### SELECTED EXTRACT

◇ ◇ ◇ ◇

At the beginning of 2009, it seemed that resource developers and junior producers without profitable operations were indiscriminately priced by the market as if they were going out of business. Companies with solid assets such as Etruscan we believed had good potential to acquire capital and remain viable. "Unless the world was coming to an end," we assumed that speculators would come in at low valuations and markets would stabilize. It appeared that even with additional dilution, following an historic market sell off, existing shareholders or new investors with the courage to ante up near 52-week lows would be rewarded by the end of the year.
Etruscan had a number of assets that could be monetized by joint venture or sale. Etruscan controls about 10,000 sq. km, the largest land position of any mining company in West Africa, and consequently may be best positioned for exploration success. Etruscan also has rare earth targets in Namibia, and interests in alluvial diamond operations in South Africa. In addition to Youga, an operating gold mine, Etruscan reported a gold resource of over three million ounces in West Africa and had recently produced a Feasibility Study for its Agbaou project in Côte d’Ivoire. Lastly, Etruscan management and its exploration team had worked together through metal cycles and had a history of experience in the countries in which it is operated.
We were correct inasmuch as the world did not end, and consequently our half dozen picks were up an average of 73.4%, 111.3%, and 113.7% from the beginning of 2009 through the end of March, June and September, respectively. Whereas most of the picks enjoyed the greatest appreciation in the first quarter of 2009, Etruscan trailed the pack, declining to US$0.16 per share on July 8, 2009 after starting the year at US$0.43 per share. Following the announcement on September 23, 2009 of the equity financing by Endeavour Financial Corporation (TSX: EDV), Etruscan appreciated to a high of US$0.49 per share. A shareholder’s meeting has been scheduled for October 22, 2009 for a vote on the private placement by Endeavour.
The placement is anticipated to result in a comprehensive restructure of the bank debt and to relieve significant financial pressures that may jeopardize Etruscan as a going concern. The financial backing by Endeavour allowed for the reduction of the hedge book and deferment of principal repayment, providing an immediate increase in cash flow from existing operations. The placement will provide increased working capital for both the Youga operation and at the corporate level, important for preserving and maximizing other opportunities. At closing, Endeavour will own about 54% of Etruscan, with Etruscan being the first acquisition in its roll up strategy to create an intermediate size gold company.
Etruscan’s Challenges Enhanced by Under-Capitalization
Etruscan was undercapitalized at the start of 2009 and needed to raise funds for working capital while gold production operations were optimized. In February of 2009, Etruscan raised essential working capital of C$10.5 million (for 26,315,789 common shares and 6,890,741 warrants) from Maxim Finskiy, the CEO of LLC MC Intergeo, the mining and exploration arm of the private Russian investment fund Onexim Group. Prior to that position, Finskiy was the Deputy General Director and Deputy Chairman of the Management Board of MMC Norilsk Nickel from 2001 to 2009.

◇ ◇ ◇ ◇

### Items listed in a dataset
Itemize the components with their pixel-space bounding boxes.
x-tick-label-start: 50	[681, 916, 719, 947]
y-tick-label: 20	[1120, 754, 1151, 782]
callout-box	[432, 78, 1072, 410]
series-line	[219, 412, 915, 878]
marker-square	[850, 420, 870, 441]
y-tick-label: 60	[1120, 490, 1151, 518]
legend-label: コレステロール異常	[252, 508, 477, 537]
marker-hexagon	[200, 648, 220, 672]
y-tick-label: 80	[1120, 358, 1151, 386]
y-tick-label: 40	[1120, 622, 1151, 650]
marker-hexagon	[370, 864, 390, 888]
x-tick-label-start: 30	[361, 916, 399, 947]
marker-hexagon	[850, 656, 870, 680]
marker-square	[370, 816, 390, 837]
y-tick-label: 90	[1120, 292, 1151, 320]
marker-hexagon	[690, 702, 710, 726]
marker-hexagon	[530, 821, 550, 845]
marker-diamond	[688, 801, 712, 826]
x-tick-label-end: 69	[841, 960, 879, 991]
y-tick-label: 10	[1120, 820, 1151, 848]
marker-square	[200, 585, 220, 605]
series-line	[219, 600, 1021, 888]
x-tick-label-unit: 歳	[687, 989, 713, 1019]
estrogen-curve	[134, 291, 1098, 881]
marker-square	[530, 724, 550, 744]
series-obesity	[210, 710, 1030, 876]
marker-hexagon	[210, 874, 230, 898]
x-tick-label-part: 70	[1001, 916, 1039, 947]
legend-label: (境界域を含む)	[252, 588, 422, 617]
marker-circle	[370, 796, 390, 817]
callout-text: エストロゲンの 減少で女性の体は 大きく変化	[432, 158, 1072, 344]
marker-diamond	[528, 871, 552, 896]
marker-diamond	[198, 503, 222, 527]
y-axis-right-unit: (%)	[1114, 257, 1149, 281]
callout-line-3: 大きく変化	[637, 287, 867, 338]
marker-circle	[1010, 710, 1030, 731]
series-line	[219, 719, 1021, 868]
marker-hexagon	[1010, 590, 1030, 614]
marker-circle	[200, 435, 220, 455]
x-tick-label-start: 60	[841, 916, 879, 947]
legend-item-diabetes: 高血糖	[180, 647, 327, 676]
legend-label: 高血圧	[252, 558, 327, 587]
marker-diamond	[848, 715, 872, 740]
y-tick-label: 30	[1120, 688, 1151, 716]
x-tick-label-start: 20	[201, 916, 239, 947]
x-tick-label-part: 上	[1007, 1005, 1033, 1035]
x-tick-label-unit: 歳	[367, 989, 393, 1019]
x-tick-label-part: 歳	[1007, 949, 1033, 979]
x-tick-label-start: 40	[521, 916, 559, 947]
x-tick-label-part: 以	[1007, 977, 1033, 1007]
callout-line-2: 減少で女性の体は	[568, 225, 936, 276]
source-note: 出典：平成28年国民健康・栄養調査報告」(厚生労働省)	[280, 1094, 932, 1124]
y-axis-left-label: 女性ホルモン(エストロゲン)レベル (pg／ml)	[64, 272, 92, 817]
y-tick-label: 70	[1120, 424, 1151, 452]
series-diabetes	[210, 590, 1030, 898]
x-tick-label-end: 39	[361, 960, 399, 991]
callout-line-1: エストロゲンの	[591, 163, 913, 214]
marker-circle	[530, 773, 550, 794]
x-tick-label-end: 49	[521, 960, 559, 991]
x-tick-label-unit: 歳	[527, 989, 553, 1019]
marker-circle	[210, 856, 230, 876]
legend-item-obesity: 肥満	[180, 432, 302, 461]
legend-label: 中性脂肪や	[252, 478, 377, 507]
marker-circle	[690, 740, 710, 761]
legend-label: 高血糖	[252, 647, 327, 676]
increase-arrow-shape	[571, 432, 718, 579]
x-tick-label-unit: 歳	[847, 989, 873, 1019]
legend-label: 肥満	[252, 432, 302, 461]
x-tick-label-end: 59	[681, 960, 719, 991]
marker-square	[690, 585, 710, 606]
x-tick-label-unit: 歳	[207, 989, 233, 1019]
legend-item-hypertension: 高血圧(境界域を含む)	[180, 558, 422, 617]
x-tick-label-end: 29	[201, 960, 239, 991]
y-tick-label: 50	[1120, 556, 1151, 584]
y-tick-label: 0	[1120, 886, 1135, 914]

◇ ◇ ◇ ◇

### EXERCISE GOAL
Condense the paragraph of the Etruscan text that begins "The placement is anticipated" into a short bulleted list that keeps its main facts.

### ANSWER FOR THE TASK
- The placement is expected to bring a comprehensive restructuring of the bank debt and ease financial pressures that could threaten Etruscan as a going concern.
- Endeavour's backing allowed a reduced hedge book and deferred principal repayment, giving an immediate boost to cash flow from existing operations.
- The placement will add working capital for the Youga operation and at the corporate level.
- At closing, Endeavour will own about 54% of Etruscan. Etruscan is the first acquisition in Endeavour's roll-up strategy to create an intermediate-size gold company.